>> begin

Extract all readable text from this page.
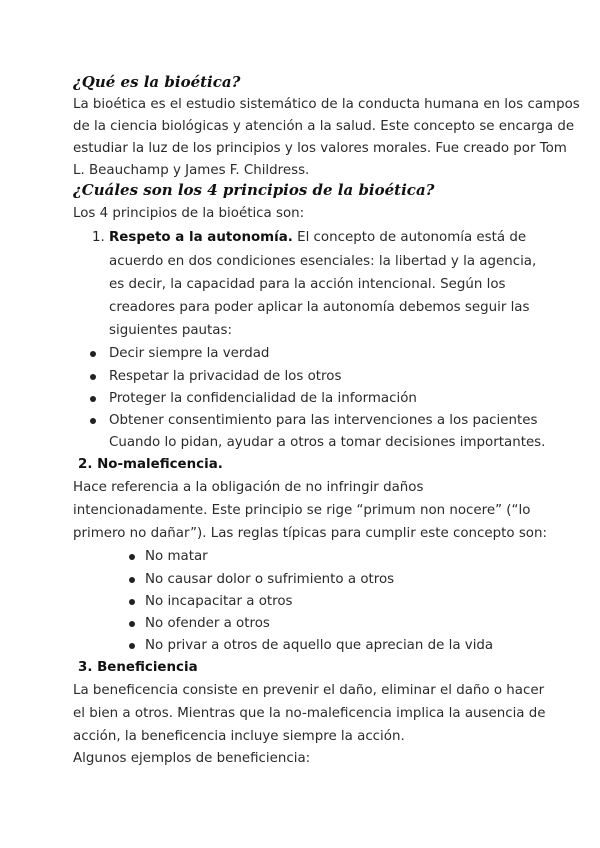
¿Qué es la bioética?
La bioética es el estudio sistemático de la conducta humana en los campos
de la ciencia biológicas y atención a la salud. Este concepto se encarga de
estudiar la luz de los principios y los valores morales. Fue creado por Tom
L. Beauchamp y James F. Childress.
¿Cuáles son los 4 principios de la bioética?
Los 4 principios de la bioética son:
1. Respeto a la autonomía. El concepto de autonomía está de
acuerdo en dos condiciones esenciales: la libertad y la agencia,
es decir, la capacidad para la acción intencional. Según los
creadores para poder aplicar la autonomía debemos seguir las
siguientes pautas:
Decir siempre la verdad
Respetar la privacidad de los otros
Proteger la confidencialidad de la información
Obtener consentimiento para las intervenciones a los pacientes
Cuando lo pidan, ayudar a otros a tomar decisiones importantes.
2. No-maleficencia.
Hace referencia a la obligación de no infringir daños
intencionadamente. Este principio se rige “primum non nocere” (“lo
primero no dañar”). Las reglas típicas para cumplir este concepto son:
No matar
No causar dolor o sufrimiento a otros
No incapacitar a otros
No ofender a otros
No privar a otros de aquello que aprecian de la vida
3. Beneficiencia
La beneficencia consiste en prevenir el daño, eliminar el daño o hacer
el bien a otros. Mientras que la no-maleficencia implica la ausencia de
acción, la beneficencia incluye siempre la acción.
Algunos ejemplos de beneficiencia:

>> end
>> begin

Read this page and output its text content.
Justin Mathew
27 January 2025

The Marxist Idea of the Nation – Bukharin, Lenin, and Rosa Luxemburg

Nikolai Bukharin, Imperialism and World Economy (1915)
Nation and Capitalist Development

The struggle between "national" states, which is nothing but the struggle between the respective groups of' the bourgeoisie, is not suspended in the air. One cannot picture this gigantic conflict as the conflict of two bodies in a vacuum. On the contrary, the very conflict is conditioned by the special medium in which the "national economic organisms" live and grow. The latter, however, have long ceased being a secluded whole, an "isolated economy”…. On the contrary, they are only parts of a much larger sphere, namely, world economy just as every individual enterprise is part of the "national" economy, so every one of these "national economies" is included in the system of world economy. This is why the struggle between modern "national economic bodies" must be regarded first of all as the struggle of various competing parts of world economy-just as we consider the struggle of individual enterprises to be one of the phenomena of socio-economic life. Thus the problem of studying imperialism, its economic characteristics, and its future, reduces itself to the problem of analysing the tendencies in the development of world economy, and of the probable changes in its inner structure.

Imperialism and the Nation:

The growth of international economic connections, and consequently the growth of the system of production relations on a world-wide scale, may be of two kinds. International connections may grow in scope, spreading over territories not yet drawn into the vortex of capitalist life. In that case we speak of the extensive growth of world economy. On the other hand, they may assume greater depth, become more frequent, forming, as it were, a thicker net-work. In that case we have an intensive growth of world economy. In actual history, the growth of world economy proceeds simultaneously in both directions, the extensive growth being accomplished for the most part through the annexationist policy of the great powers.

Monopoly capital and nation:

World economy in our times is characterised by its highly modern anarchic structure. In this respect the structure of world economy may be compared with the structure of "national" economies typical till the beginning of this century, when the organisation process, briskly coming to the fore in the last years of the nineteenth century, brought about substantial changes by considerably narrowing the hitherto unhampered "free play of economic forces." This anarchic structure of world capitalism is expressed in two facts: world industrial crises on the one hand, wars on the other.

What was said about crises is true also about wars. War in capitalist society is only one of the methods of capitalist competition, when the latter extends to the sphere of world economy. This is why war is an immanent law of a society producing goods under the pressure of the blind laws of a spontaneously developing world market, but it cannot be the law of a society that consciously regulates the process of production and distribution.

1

>> end

Work required → Identify the lines in the entries that hold "concepto" and return each one.

Response to the task →
de la ciencia biológicas y atención a la salud. Este concepto se encarga de
1. Respeto a la autonomía. El concepto de autonomía está de
primero no dañar”). Las reglas típicas para cumplir este concepto son:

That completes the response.